------ INPUT RECORDS ------

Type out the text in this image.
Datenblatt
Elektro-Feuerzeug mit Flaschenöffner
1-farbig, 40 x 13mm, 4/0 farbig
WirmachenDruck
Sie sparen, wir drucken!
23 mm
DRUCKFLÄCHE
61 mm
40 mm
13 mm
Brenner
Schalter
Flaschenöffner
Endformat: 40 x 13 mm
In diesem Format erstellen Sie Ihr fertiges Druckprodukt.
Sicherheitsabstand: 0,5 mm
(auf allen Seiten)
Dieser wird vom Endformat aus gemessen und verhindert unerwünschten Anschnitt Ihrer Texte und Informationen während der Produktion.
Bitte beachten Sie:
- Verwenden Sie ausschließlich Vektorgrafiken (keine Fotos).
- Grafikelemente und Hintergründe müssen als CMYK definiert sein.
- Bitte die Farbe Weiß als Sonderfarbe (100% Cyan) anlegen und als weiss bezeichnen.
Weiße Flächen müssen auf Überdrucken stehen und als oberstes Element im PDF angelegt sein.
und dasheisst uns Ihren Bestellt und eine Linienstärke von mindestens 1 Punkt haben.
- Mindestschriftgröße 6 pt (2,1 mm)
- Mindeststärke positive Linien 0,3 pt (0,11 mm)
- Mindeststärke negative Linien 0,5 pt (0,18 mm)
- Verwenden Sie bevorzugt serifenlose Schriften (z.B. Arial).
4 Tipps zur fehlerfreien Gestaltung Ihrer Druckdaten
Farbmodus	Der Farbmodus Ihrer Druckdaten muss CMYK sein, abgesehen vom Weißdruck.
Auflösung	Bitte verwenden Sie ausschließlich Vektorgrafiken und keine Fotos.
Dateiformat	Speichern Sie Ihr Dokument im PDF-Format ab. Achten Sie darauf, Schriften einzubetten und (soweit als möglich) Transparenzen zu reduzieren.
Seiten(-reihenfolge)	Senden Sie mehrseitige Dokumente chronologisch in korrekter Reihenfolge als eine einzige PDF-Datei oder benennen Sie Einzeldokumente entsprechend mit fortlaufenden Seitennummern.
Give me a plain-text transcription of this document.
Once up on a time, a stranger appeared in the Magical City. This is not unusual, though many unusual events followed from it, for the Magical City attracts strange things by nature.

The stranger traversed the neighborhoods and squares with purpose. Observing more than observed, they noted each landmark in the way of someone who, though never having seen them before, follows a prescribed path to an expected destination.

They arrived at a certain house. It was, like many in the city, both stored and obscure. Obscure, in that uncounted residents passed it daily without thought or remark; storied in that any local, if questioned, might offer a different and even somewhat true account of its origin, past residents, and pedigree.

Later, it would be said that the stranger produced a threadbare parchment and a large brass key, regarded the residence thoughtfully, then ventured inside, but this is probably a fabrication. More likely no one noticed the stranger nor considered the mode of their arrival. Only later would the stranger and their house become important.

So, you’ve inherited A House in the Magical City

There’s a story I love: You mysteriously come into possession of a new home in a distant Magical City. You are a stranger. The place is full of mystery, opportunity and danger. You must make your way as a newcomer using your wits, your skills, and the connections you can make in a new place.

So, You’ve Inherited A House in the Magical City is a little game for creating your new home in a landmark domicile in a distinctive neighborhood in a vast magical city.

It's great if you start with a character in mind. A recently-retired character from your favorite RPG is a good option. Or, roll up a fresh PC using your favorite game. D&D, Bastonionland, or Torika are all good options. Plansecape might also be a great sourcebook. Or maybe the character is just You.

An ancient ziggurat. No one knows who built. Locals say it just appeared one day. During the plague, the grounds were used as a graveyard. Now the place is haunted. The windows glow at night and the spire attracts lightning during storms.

------

EXERCISE OBJECTIVE
Quote all the records exactly, please, leaving none out.

RESPONSE
Type out the text in this image.
Datenblatt
Elektro-Feuerzeug mit Flaschenöffner
1-farbig, 40 x 13mm, 4/0 farbig
WirmachenDruck
Sie sparen, wir drucken!
23 mm
DRUCKFLÄCHE
61 mm
40 mm
13 mm
Brenner
Schalter
Flaschenöffner
Endformat: 40 x 13 mm
In diesem Format erstellen Sie Ihr fertiges Druckprodukt.
Sicherheitsabstand: 0,5 mm
(auf allen Seiten)
Dieser wird vom Endformat aus gemessen und verhindert unerwünschten Anschnitt Ihrer Texte und Informationen während der Produktion.
Bitte beachten Sie:
- Verwenden Sie ausschließlich Vektorgrafiken (keine Fotos).
- Grafikelemente und Hintergründe müssen als CMYK definiert sein.
- Bitte die Farbe Weiß als Sonderfarbe (100% Cyan) anlegen und als weiss bezeichnen.
Weiße Flächen müssen auf Überdrucken stehen und als oberstes Element im PDF angelegt sein.
und dasheisst uns Ihren Bestellt und eine Linienstärke von mindestens 1 Punkt haben.
- Mindestschriftgröße 6 pt (2,1 mm)
- Mindeststärke positive Linien 0,3 pt (0,11 mm)
- Mindeststärke negative Linien 0,5 pt (0,18 mm)
- Verwenden Sie bevorzugt serifenlose Schriften (z.B. Arial).
4 Tipps zur fehlerfreien Gestaltung Ihrer Druckdaten
Farbmodus	Der Farbmodus Ihrer Druckdaten muss CMYK sein, abgesehen vom Weißdruck.
Auflösung	Bitte verwenden Sie ausschließlich Vektorgrafiken und keine Fotos.
Dateiformat	Speichern Sie Ihr Dokument im PDF-Format ab. Achten Sie darauf, Schriften einzubetten und (soweit als möglich) Transparenzen zu reduzieren.
Seiten(-reihenfolge)	Senden Sie mehrseitige Dokumente chronologisch in korrekter Reihenfolge als eine einzige PDF-Datei oder benennen Sie Einzeldokumente entsprechend mit fortlaufenden Seitennummern.
Give me a plain-text transcription of this document.
Once up on a time, a stranger appeared in the Magical City. This is not unusual, though many unusual events followed from it, for the Magical City attracts strange things by nature.

The stranger traversed the neighborhoods and squares with purpose. Observing more than observed, they noted each landmark in the way of someone who, though never having seen them before, follows a prescribed path to an expected destination.

They arrived at a certain house. It was, like many in the city, both stored and obscure. Obscure, in that uncounted residents passed it daily without thought or remark; storied in that any local, if questioned, might offer a different and even somewhat true account of its origin, past residents, and pedigree.

Later, it would be said that the stranger produced a threadbare parchment and a large brass key, regarded the residence thoughtfully, then ventured inside, but this is probably a fabrication. More likely no one noticed the stranger nor considered the mode of their arrival. Only later would the stranger and their house become important.

So, you’ve inherited A House in the Magical City

There’s a story I love: You mysteriously come into possession of a new home in a distant Magical City. You are a stranger. The place is full of mystery, opportunity and danger. You must make your way as a newcomer using your wits, your skills, and the connections you can make in a new place.

So, You’ve Inherited A House in the Magical City is a little game for creating your new home in a landmark domicile in a distinctive neighborhood in a vast magical city.

It's great if you start with a character in mind. A recently-retired character from your favorite RPG is a good option. Or, roll up a fresh PC using your favorite game. D&D, Bastonionland, or Torika are all good options. Plansecape might also be a great sourcebook. Or maybe the character is just You.

An ancient ziggurat. No one knows who built. Locals say it just appeared one day. During the plague, the grounds were used as a graveyard. Now the place is haunted. The windows glow at night and the spire attracts lightning during storms.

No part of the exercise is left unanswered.